Task instructions:
Copy out all of the data exactly as it appears.

Dataset rows about figures:
▬▬▬▬▬▬

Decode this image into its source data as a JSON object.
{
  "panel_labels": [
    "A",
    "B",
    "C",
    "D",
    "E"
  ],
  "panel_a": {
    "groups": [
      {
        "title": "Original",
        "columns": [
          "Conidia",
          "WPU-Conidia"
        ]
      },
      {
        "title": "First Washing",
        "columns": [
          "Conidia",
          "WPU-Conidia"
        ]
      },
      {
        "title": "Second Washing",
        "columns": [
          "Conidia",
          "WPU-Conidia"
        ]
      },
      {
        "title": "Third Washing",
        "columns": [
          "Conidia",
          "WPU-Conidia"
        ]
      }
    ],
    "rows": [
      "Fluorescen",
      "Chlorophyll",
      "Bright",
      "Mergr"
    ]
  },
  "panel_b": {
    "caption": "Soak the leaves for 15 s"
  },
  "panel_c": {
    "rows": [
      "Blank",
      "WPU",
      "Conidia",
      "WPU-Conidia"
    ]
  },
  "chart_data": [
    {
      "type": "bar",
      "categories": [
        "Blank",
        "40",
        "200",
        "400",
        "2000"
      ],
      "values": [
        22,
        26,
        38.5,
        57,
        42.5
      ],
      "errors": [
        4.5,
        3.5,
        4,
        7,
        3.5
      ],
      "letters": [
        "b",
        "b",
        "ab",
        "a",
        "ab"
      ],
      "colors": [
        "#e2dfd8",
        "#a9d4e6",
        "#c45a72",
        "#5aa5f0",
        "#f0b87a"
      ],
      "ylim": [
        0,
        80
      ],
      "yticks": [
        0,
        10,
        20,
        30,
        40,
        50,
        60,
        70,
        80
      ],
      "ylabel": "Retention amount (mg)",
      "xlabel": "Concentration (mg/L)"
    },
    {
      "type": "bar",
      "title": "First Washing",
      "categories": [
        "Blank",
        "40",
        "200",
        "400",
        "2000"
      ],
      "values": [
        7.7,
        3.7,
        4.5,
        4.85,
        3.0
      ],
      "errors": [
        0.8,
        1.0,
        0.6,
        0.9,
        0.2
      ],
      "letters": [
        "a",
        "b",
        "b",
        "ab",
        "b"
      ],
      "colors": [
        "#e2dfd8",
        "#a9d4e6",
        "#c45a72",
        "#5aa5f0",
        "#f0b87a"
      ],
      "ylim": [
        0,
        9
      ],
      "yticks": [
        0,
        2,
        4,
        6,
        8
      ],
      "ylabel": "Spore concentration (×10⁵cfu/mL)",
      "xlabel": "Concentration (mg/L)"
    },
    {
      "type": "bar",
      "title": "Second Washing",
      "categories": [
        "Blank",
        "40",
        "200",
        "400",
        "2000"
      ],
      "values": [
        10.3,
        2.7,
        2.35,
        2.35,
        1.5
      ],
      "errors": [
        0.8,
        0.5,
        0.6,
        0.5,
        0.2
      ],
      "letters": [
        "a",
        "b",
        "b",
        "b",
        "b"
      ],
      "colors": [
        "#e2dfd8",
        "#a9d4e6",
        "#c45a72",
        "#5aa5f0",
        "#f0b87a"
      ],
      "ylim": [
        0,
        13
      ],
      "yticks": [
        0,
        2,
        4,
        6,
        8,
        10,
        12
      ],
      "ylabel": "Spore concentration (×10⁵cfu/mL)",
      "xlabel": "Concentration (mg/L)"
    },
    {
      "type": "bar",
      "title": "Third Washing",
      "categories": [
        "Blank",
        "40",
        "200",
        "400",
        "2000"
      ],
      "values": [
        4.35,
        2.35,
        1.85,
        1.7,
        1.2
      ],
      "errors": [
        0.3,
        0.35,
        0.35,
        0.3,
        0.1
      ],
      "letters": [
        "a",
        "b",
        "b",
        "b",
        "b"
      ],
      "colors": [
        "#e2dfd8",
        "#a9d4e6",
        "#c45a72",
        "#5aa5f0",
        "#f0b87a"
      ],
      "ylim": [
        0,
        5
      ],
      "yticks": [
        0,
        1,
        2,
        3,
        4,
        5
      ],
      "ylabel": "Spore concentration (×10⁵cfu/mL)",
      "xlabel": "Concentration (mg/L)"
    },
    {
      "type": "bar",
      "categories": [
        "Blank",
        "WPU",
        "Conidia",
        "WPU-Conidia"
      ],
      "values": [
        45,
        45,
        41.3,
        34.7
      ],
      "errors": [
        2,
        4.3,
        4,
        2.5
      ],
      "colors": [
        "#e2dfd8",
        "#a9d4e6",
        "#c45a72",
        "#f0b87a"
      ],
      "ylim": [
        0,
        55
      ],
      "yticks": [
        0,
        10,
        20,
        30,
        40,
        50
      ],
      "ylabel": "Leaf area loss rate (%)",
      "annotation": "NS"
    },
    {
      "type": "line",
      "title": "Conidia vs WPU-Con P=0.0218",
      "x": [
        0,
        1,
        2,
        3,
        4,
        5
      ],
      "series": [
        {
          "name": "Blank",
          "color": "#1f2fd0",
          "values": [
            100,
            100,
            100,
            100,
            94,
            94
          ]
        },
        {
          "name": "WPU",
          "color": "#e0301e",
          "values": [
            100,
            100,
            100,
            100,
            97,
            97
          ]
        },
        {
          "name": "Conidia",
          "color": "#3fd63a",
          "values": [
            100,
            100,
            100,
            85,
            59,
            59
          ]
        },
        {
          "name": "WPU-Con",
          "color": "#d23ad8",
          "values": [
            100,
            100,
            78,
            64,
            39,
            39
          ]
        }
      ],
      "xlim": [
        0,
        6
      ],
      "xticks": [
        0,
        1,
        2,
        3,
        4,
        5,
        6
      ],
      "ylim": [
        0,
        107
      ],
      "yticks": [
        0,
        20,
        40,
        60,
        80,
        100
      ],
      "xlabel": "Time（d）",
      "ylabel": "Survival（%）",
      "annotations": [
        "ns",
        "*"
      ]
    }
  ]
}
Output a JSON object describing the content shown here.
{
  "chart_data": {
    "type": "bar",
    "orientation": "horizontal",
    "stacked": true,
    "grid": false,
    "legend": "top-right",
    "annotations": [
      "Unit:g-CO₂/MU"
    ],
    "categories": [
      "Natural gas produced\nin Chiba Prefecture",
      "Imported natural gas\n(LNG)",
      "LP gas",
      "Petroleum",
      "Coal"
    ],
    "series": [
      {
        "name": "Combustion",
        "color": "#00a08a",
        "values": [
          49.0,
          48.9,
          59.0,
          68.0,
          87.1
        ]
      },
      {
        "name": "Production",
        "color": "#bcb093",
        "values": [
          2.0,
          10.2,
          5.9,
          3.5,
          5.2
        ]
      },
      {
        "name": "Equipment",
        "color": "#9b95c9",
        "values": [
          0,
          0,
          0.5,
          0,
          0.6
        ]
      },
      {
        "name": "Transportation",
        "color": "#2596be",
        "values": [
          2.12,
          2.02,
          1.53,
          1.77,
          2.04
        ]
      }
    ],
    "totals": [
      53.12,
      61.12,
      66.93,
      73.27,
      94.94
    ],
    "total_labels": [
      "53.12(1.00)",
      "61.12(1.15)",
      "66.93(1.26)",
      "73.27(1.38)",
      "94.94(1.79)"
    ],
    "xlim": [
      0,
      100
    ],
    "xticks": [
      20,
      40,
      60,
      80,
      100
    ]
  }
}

▬▬▬▬▬▬

Completed task:
Decode this image into its source data as a JSON object.
{
  "panel_labels": [
    "A",
    "B",
    "C",
    "D",
    "E"
  ],
  "panel_a": {
    "groups": [
      {
        "title": "Original",
        "columns": [
          "Conidia",
          "WPU-Conidia"
        ]
      },
      {
        "title": "First Washing",
        "columns": [
          "Conidia",
          "WPU-Conidia"
        ]
      },
      {
        "title": "Second Washing",
        "columns": [
          "Conidia",
          "WPU-Conidia"
        ]
      },
      {
        "title": "Third Washing",
        "columns": [
          "Conidia",
          "WPU-Conidia"
        ]
      }
    ],
    "rows": [
      "Fluorescen",
      "Chlorophyll",
      "Bright",
      "Mergr"
    ]
  },
  "panel_b": {
    "caption": "Soak the leaves for 15 s"
  },
  "panel_c": {
    "rows": [
      "Blank",
      "WPU",
      "Conidia",
      "WPU-Conidia"
    ]
  },
  "chart_data": [
    {
      "type": "bar",
      "categories": [
        "Blank",
        "40",
        "200",
        "400",
        "2000"
      ],
      "values": [
        22,
        26,
        38.5,
        57,
        42.5
      ],
      "errors": [
        4.5,
        3.5,
        4,
        7,
        3.5
      ],
      "letters": [
        "b",
        "b",
        "ab",
        "a",
        "ab"
      ],
      "colors": [
        "#e2dfd8",
        "#a9d4e6",
        "#c45a72",
        "#5aa5f0",
        "#f0b87a"
      ],
      "ylim": [
        0,
        80
      ],
      "yticks": [
        0,
        10,
        20,
        30,
        40,
        50,
        60,
        70,
        80
      ],
      "ylabel": "Retention amount (mg)",
      "xlabel": "Concentration (mg/L)"
    },
    {
      "type": "bar",
      "title": "First Washing",
      "categories": [
        "Blank",
        "40",
        "200",
        "400",
        "2000"
      ],
      "values": [
        7.7,
        3.7,
        4.5,
        4.85,
        3.0
      ],
      "errors": [
        0.8,
        1.0,
        0.6,
        0.9,
        0.2
      ],
      "letters": [
        "a",
        "b",
        "b",
        "ab",
        "b"
      ],
      "colors": [
        "#e2dfd8",
        "#a9d4e6",
        "#c45a72",
        "#5aa5f0",
        "#f0b87a"
      ],
      "ylim": [
        0,
        9
      ],
      "yticks": [
        0,
        2,
        4,
        6,
        8
      ],
      "ylabel": "Spore concentration (×10⁵cfu/mL)",
      "xlabel": "Concentration (mg/L)"
    },
    {
      "type": "bar",
      "title": "Second Washing",
      "categories": [
        "Blank",
        "40",
        "200",
        "400",
        "2000"
      ],
      "values": [
        10.3,
        2.7,
        2.35,
        2.35,
        1.5
      ],
      "errors": [
        0.8,
        0.5,
        0.6,
        0.5,
        0.2
      ],
      "letters": [
        "a",
        "b",
        "b",
        "b",
        "b"
      ],
      "colors": [
        "#e2dfd8",
        "#a9d4e6",
        "#c45a72",
        "#5aa5f0",
        "#f0b87a"
      ],
      "ylim": [
        0,
        13
      ],
      "yticks": [
        0,
        2,
        4,
        6,
        8,
        10,
        12
      ],
      "ylabel": "Spore concentration (×10⁵cfu/mL)",
      "xlabel": "Concentration (mg/L)"
    },
    {
      "type": "bar",
      "title": "Third Washing",
      "categories": [
        "Blank",
        "40",
        "200",
        "400",
        "2000"
      ],
      "values": [
        4.35,
        2.35,
        1.85,
        1.7,
        1.2
      ],
      "errors": [
        0.3,
        0.35,
        0.35,
        0.3,
        0.1
      ],
      "letters": [
        "a",
        "b",
        "b",
        "b",
        "b"
      ],
      "colors": [
        "#e2dfd8",
        "#a9d4e6",
        "#c45a72",
        "#5aa5f0",
        "#f0b87a"
      ],
      "ylim": [
        0,
        5
      ],
      "yticks": [
        0,
        1,
        2,
        3,
        4,
        5
      ],
      "ylabel": "Spore concentration (×10⁵cfu/mL)",
      "xlabel": "Concentration (mg/L)"
    },
    {
      "type": "bar",
      "categories": [
        "Blank",
        "WPU",
        "Conidia",
        "WPU-Conidia"
      ],
      "values": [
        45,
        45,
        41.3,
        34.7
      ],
      "errors": [
        2,
        4.3,
        4,
        2.5
      ],
      "colors": [
        "#e2dfd8",
        "#a9d4e6",
        "#c45a72",
        "#f0b87a"
      ],
      "ylim": [
        0,
        55
      ],
      "yticks": [
        0,
        10,
        20,
        30,
        40,
        50
      ],
      "ylabel": "Leaf area loss rate (%)",
      "annotation": "NS"
    },
    {
      "type": "line",
      "title": "Conidia vs WPU-Con P=0.0218",
      "x": [
        0,
        1,
        2,
        3,
        4,
        5
      ],
      "series": [
        {
          "name": "Blank",
          "color": "#1f2fd0",
          "values": [
            100,
            100,
            100,
            100,
            94,
            94
          ]
        },
        {
          "name": "WPU",
          "color": "#e0301e",
          "values": [
            100,
            100,
            100,
            100,
            97,
            97
          ]
        },
        {
          "name": "Conidia",
          "color": "#3fd63a",
          "values": [
            100,
            100,
            100,
            85,
            59,
            59
          ]
        },
        {
          "name": "WPU-Con",
          "color": "#d23ad8",
          "values": [
            100,
            100,
            78,
            64,
            39,
            39
          ]
        }
      ],
      "xlim": [
        0,
        6
      ],
      "xticks": [
        0,
        1,
        2,
        3,
        4,
        5,
        6
      ],
      "ylim": [
        0,
        107
      ],
      "yticks": [
        0,
        20,
        40,
        60,
        80,
        100
      ],
      "xlabel": "Time（d）",
      "ylabel": "Survival（%）",
      "annotations": [
        "ns",
        "*"
      ]
    }
  ]
}
Output a JSON object describing the content shown here.
{
  "chart_data": {
    "type": "bar",
    "orientation": "horizontal",
    "stacked": true,
    "grid": false,
    "legend": "top-right",
    "annotations": [
      "Unit:g-CO₂/MU"
    ],
    "categories": [
      "Natural gas produced\nin Chiba Prefecture",
      "Imported natural gas\n(LNG)",
      "LP gas",
      "Petroleum",
      "Coal"
    ],
    "series": [
      {
        "name": "Combustion",
        "color": "#00a08a",
        "values": [
          49.0,
          48.9,
          59.0,
          68.0,
          87.1
        ]
      },
      {
        "name": "Production",
        "color": "#bcb093",
        "values": [
          2.0,
          10.2,
          5.9,
          3.5,
          5.2
        ]
      },
      {
        "name": "Equipment",
        "color": "#9b95c9",
        "values": [
          0,
          0,
          0.5,
          0,
          0.6
        ]
      },
      {
        "name": "Transportation",
        "color": "#2596be",
        "values": [
          2.12,
          2.02,
          1.53,
          1.77,
          2.04
        ]
      }
    ],
    "totals": [
      53.12,
      61.12,
      66.93,
      73.27,
      94.94
    ],
    "total_labels": [
      "53.12(1.00)",
      "61.12(1.15)",
      "66.93(1.26)",
      "73.27(1.38)",
      "94.94(1.79)"
    ],
    "xlim": [
      0,
      100
    ],
    "xticks": [
      20,
      40,
      60,
      80,
      100
    ]
  }
}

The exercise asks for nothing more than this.